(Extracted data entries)
[Begin]

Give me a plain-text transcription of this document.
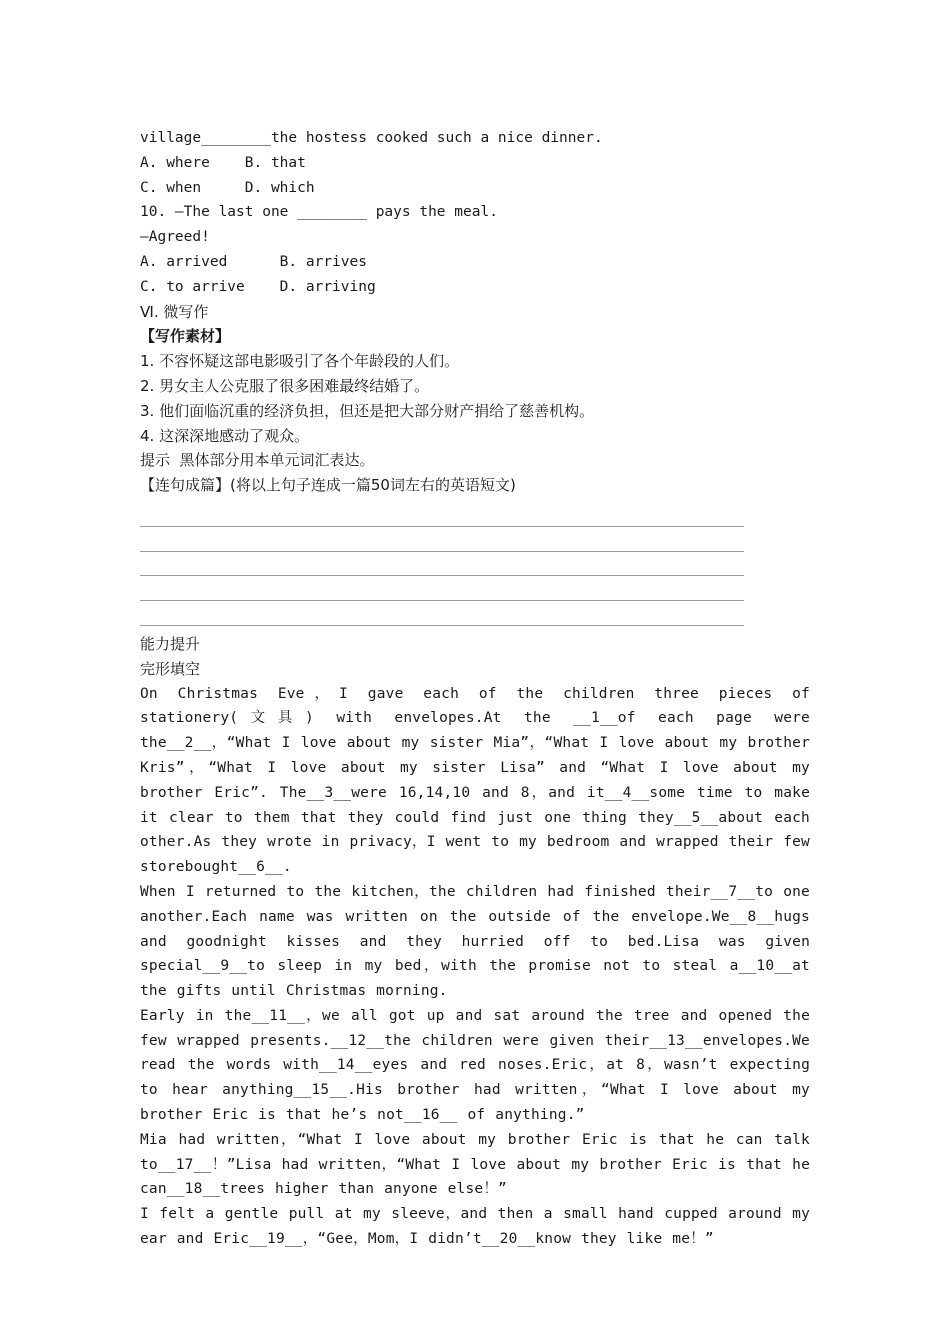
village________the hostess cooked such a nice dinner.
A. where    B. that
C. when     D. which
10. —The last one ________ pays the meal.
—Agreed!
A. arrived      B. arrives
C. to arrive    D. arriving
Ⅵ. 微写作
【写作素材】
1. 不容怀疑这部电影吸引了各个年龄段的人们。
2. 男女主人公克服了很多困难最终结婚了。
3. 他们面临沉重的经济负担，但还是把大部分财产捐给了慈善机构。
4. 这深深地感动了观众。
提示  黑体部分用本单元词汇表达。
【连句成篇】(将以上句子连成一篇50词左右的英语短文)
能力提升
完形填空
On Christmas Eve，I gave each of the children three pieces of stationery(文具) with envelopes.At the __1__of each page were the__2__，“What I love about my sister Mia”，“What I love about my brother Kris”，“What I love about my sister Lisa” and “What I love about my brother Eric”. The__3__were 16,14,10 and 8，and it__4__some time to make it clear to them that they could find just one thing they__5__about each other.As they wrote in privacy，I went to my bedroom and wrapped their few storebought__6__.
When I returned to the kitchen，the children had finished their__7__to one another.Each name was written on the outside of the envelope.We__8__hugs and goodnight kisses and they hurried off to bed.Lisa was given special__9__to sleep in my bed，with the promise not to steal a__10__at the gifts until Christmas morning.
Early in the__11__，we all got up and sat around the tree and opened the few wrapped presents.__12__the children were given their__13__envelopes.We read the words with__14__eyes and red noses.Eric，at 8，wasn’t expecting to hear anything__15__.His brother had written，“What I love about my brother Eric is that he’s not__16__ of anything.”
Mia had written，“What I love about my brother Eric is that he can talk to__17__！”Lisa had written，“What I love about my brother Eric is that he can__18__trees higher than anyone else！”
I felt a gentle pull at my sleeve，and then a small hand cupped around my ear and Eric__19__，“Gee，Mom，I didn’t__20__know they like me！”
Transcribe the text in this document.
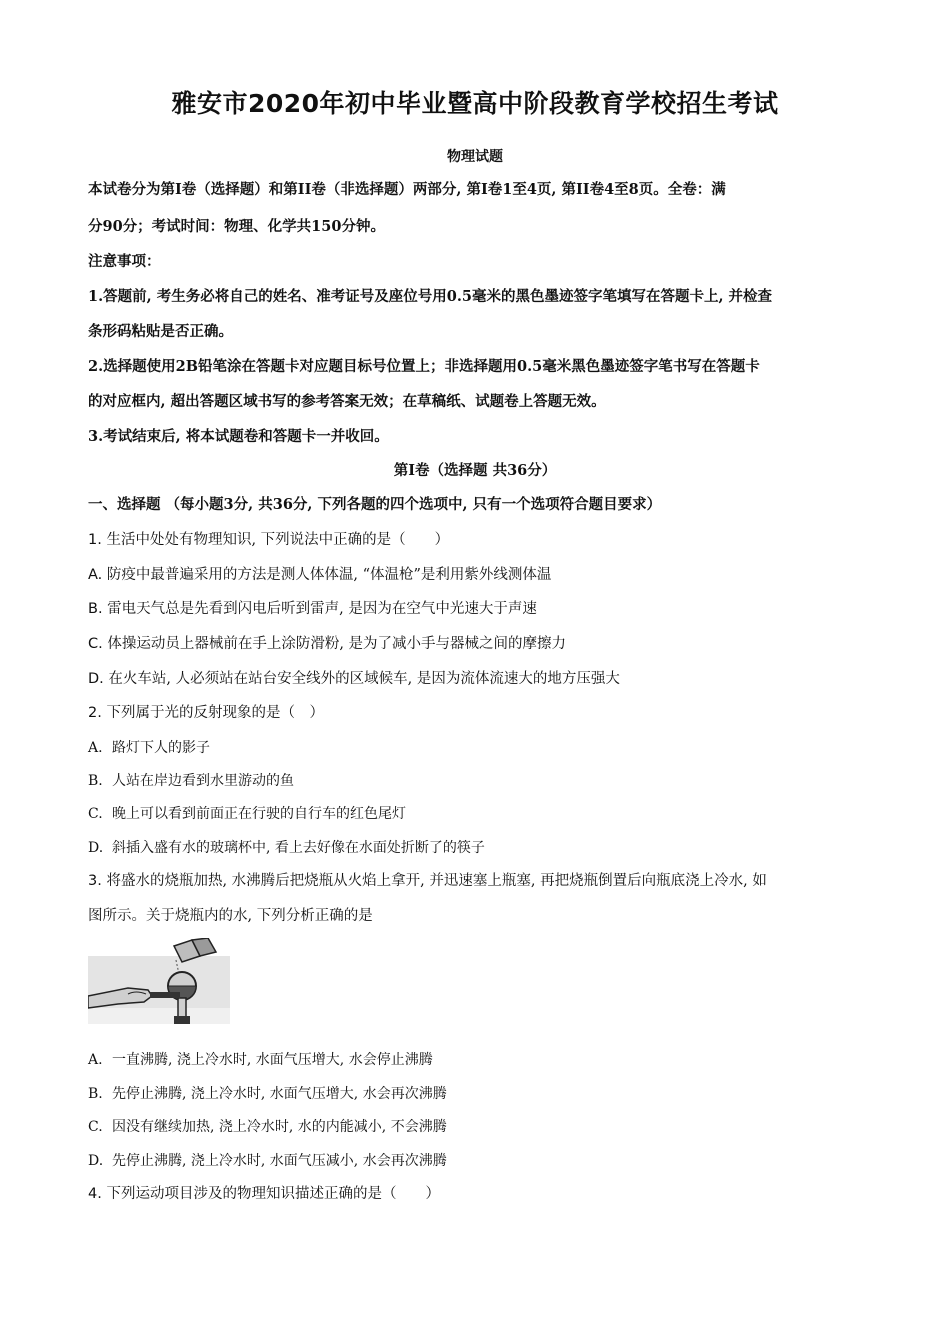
雅安市2020年初中毕业暨高中阶段教育学校招生考试
物理试题
本试卷分为第I卷（选择题）和第II卷（非选择题）两部分, 第I卷1至4页, 第II卷4至8页。全卷：满
分90分；考试时间：物理、化学共150分钟。
注意事项：
1.答题前, 考生务必将自己的姓名、准考证号及座位号用0.5毫米的黑色墨迹签字笔填写在答题卡上, 并检查
条形码粘贴是否正确。
2.选择题使用2B铅笔涂在答题卡对应题目标号位置上；非选择题用0.5毫米黑色墨迹签字笔书写在答题卡
的对应框内, 超出答题区域书写的参考答案无效；在草稿纸、试题卷上答题无效。
3.考试结束后, 将本试题卷和答题卡一并收回。
第I卷（选择题 共36分）
一、选择题 （每小题3分, 共36分, 下列各题的四个选项中, 只有一个选项符合题目要求）
1. 生活中处处有物理知识, 下列说法中正确的是（　　）
A. 防疫中最普遍采用的方法是测人体体温, “体温枪”是利用紫外线测体温
B. 雷电天气总是先看到闪电后听到雷声, 是因为在空气中光速大于声速
C. 体操运动员上器械前在手上涂防滑粉, 是为了减小手与器械之间的摩擦力
D. 在火车站, 人必须站在站台安全线外的区域候车, 是因为流体流速大的地方压强大
2. 下列属于光的反射现象的是（　）
A. 路灯下人的影子
B. 人站在岸边看到水里游动的鱼
C. 晚上可以看到前面正在行驶的自行车的红色尾灯
D. 斜插入盛有水的玻璃杯中, 看上去好像在水面处折断了的筷子
3. 将盛水的烧瓶加热, 水沸腾后把烧瓶从火焰上拿开, 并迅速塞上瓶塞, 再把烧瓶倒置后向瓶底浇上冷水, 如
图所示。关于烧瓶内的水, 下列分析正确的是
A. 一直沸腾, 浇上冷水时, 水面气压增大, 水会停止沸腾
B. 先停止沸腾, 浇上冷水时, 水面气压增大, 水会再次沸腾
C. 因没有继续加热, 浇上冷水时, 水的内能减小, 不会沸腾
D. 先停止沸腾, 浇上冷水时, 水面气压减小, 水会再次沸腾
4. 下列运动项目涉及的物理知识描述正确的是（　　）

[End]

> Task prompt:
Repeat all the data as it stands, dropping any images it holds.

> Answer to this exercise:
Give me a plain-text transcription of this document.
village________the hostess cooked such a nice dinner.
A. where    B. that
C. when     D. which
10. —The last one ________ pays the meal.
—Agreed!
A. arrived      B. arrives
C. to arrive    D. arriving
Ⅵ. 微写作
【写作素材】
1. 不容怀疑这部电影吸引了各个年龄段的人们。
2. 男女主人公克服了很多困难最终结婚了。
3. 他们面临沉重的经济负担，但还是把大部分财产捐给了慈善机构。
4. 这深深地感动了观众。
提示  黑体部分用本单元词汇表达。
【连句成篇】(将以上句子连成一篇50词左右的英语短文)
能力提升
完形填空
On Christmas Eve，I gave each of the children three pieces of stationery(文具) with envelopes.At the __1__of each page were the__2__，“What I love about my sister Mia”，“What I love about my brother Kris”，“What I love about my sister Lisa” and “What I love about my brother Eric”. The__3__were 16,14,10 and 8，and it__4__some time to make it clear to them that they could find just one thing they__5__about each other.As they wrote in privacy，I went to my bedroom and wrapped their few storebought__6__.
When I returned to the kitchen，the children had finished their__7__to one another.Each name was written on the outside of the envelope.We__8__hugs and goodnight kisses and they hurried off to bed.Lisa was given special__9__to sleep in my bed，with the promise not to steal a__10__at the gifts until Christmas morning.
Early in the__11__，we all got up and sat around the tree and opened the few wrapped presents.__12__the children were given their__13__envelopes.We read the words with__14__eyes and red noses.Eric，at 8，wasn’t expecting to hear anything__15__.His brother had written，“What I love about my brother Eric is that he’s not__16__ of anything.”
Mia had written，“What I love about my brother Eric is that he can talk to__17__！”Lisa had written，“What I love about my brother Eric is that he can__18__trees higher than anyone else！”
I felt a gentle pull at my sleeve，and then a small hand cupped around my ear and Eric__19__，“Gee，Mom，I didn’t__20__know they like me！”
Transcribe the text in this document.
雅安市2020年初中毕业暨高中阶段教育学校招生考试
物理试题
本试卷分为第I卷（选择题）和第II卷（非选择题）两部分, 第I卷1至4页, 第II卷4至8页。全卷：满
分90分；考试时间：物理、化学共150分钟。
注意事项：
1.答题前, 考生务必将自己的姓名、准考证号及座位号用0.5毫米的黑色墨迹签字笔填写在答题卡上, 并检查
条形码粘贴是否正确。
2.选择题使用2B铅笔涂在答题卡对应题目标号位置上；非选择题用0.5毫米黑色墨迹签字笔书写在答题卡
的对应框内, 超出答题区域书写的参考答案无效；在草稿纸、试题卷上答题无效。
3.考试结束后, 将本试题卷和答题卡一并收回。
第I卷（选择题 共36分）
一、选择题 （每小题3分, 共36分, 下列各题的四个选项中, 只有一个选项符合题目要求）
1. 生活中处处有物理知识, 下列说法中正确的是（　　）
A. 防疫中最普遍采用的方法是测人体体温, “体温枪”是利用紫外线测体温
B. 雷电天气总是先看到闪电后听到雷声, 是因为在空气中光速大于声速
C. 体操运动员上器械前在手上涂防滑粉, 是为了减小手与器械之间的摩擦力
D. 在火车站, 人必须站在站台安全线外的区域候车, 是因为流体流速大的地方压强大
2. 下列属于光的反射现象的是（　）
A. 路灯下人的影子
B. 人站在岸边看到水里游动的鱼
C. 晚上可以看到前面正在行驶的自行车的红色尾灯
D. 斜插入盛有水的玻璃杯中, 看上去好像在水面处折断了的筷子
3. 将盛水的烧瓶加热, 水沸腾后把烧瓶从火焰上拿开, 并迅速塞上瓶塞, 再把烧瓶倒置后向瓶底浇上冷水, 如
图所示。关于烧瓶内的水, 下列分析正确的是
A. 一直沸腾, 浇上冷水时, 水面气压增大, 水会停止沸腾
B. 先停止沸腾, 浇上冷水时, 水面气压增大, 水会再次沸腾
C. 因没有继续加热, 浇上冷水时, 水的内能减小, 不会沸腾
D. 先停止沸腾, 浇上冷水时, 水面气压减小, 水会再次沸腾
4. 下列运动项目涉及的物理知识描述正确的是（　　）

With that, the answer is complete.